** begin Data supplied **

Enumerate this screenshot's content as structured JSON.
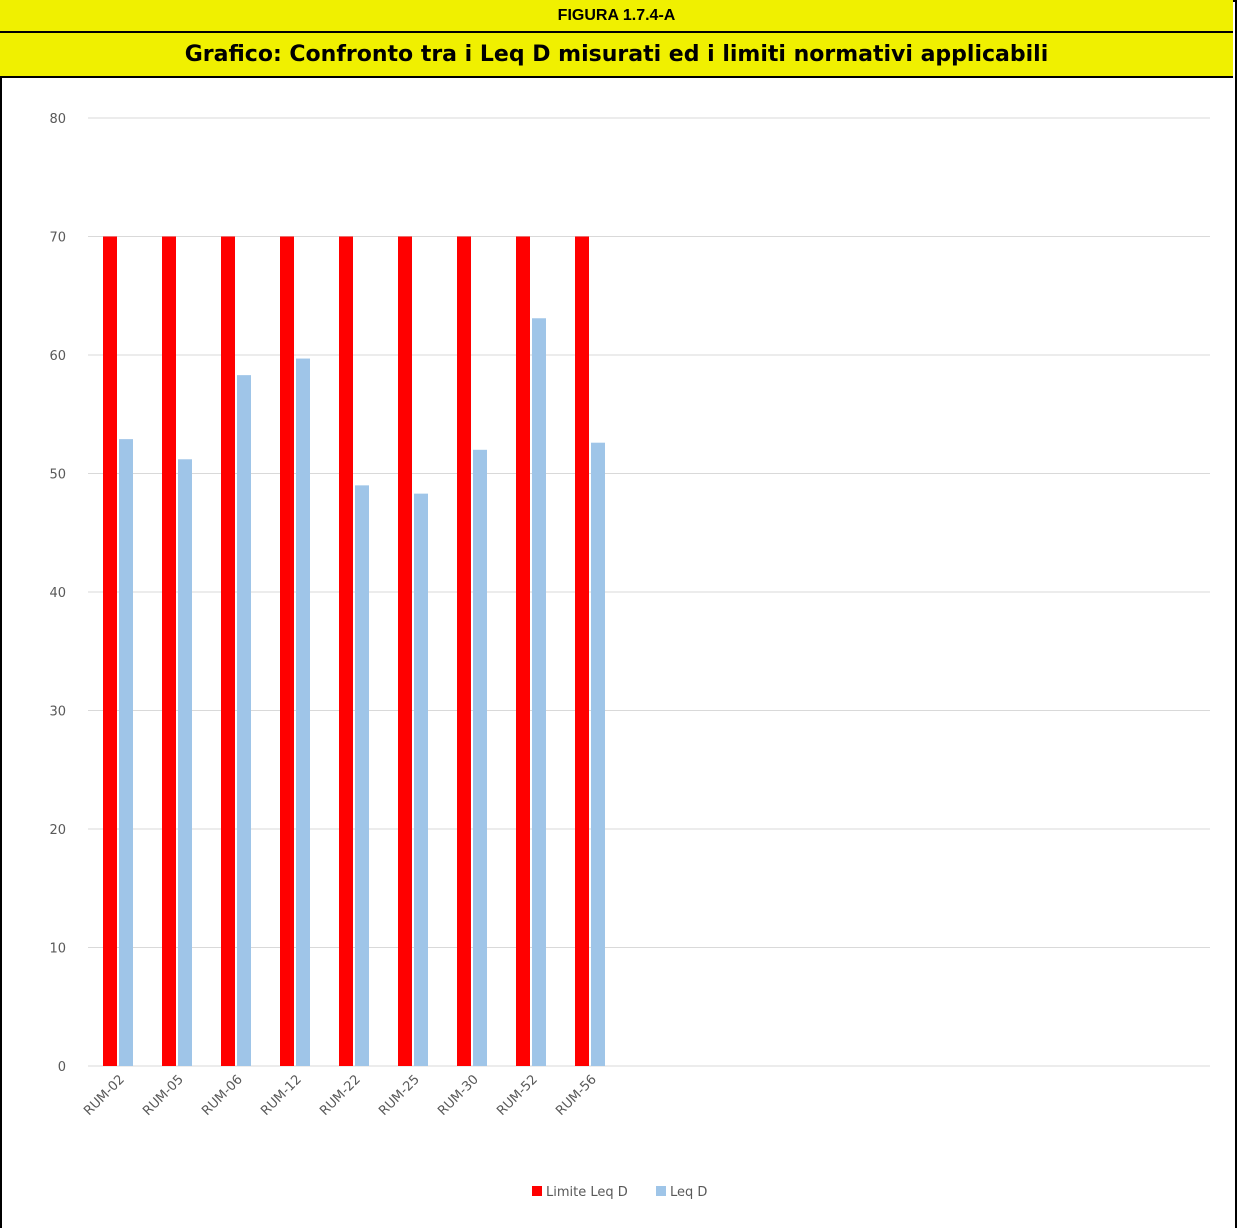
{
  "figure_label": "FIGURA 1.7.4-A",
  "figure_title": "Grafico: Confronto tra i Leq D misurati ed i limiti normativi applicabili",
  "colors": {
    "header_bg": "#f0f000",
    "limit": "#ff0000",
    "leq": "#9fc5e8",
    "grid": "#d9d9d9"
  },
  "chart_data": {
    "type": "bar",
    "title": "",
    "xlabel": "",
    "ylabel": "",
    "ylim": [
      0,
      80
    ],
    "yticks": [
      0,
      10,
      20,
      30,
      40,
      50,
      60,
      70,
      80
    ],
    "grid": true,
    "legend_position": "bottom",
    "categories": [
      "RUM-02",
      "RUM-05",
      "RUM-06",
      "RUM-12",
      "RUM-22",
      "RUM-25",
      "RUM-30",
      "RUM-52",
      "RUM-56"
    ],
    "series": [
      {
        "name": "Limite Leq D",
        "color": "#ff0000",
        "values": [
          70,
          70,
          70,
          70,
          70,
          70,
          70,
          70,
          70
        ]
      },
      {
        "name": "Leq D",
        "color": "#9fc5e8",
        "values": [
          52.9,
          51.2,
          58.3,
          59.7,
          49.0,
          48.3,
          52.0,
          63.1,
          52.6
        ]
      }
    ]
  }
}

** end Data supplied **

Required work - Write out the data precisely as given, excluding the pictures.

Solution for this problem -
Enumerate this screenshot's content as structured JSON.
{
  "figure_label": "FIGURA 1.7.4-A",
  "figure_title": "Grafico: Confronto tra i Leq D misurati ed i limiti normativi applicabili",
  "colors": {
    "header_bg": "#f0f000",
    "limit": "#ff0000",
    "leq": "#9fc5e8",
    "grid": "#d9d9d9"
  },
  "chart_data": {
    "type": "bar",
    "title": "",
    "xlabel": "",
    "ylabel": "",
    "ylim": [
      0,
      80
    ],
    "yticks": [
      0,
      10,
      20,
      30,
      40,
      50,
      60,
      70,
      80
    ],
    "grid": true,
    "legend_position": "bottom",
    "categories": [
      "RUM-02",
      "RUM-05",
      "RUM-06",
      "RUM-12",
      "RUM-22",
      "RUM-25",
      "RUM-30",
      "RUM-52",
      "RUM-56"
    ],
    "series": [
      {
        "name": "Limite Leq D",
        "color": "#ff0000",
        "values": [
          70,
          70,
          70,
          70,
          70,
          70,
          70,
          70,
          70
        ]
      },
      {
        "name": "Leq D",
        "color": "#9fc5e8",
        "values": [
          52.9,
          51.2,
          58.3,
          59.7,
          49.0,
          48.3,
          52.0,
          63.1,
          52.6
        ]
      }
    ]
  }
}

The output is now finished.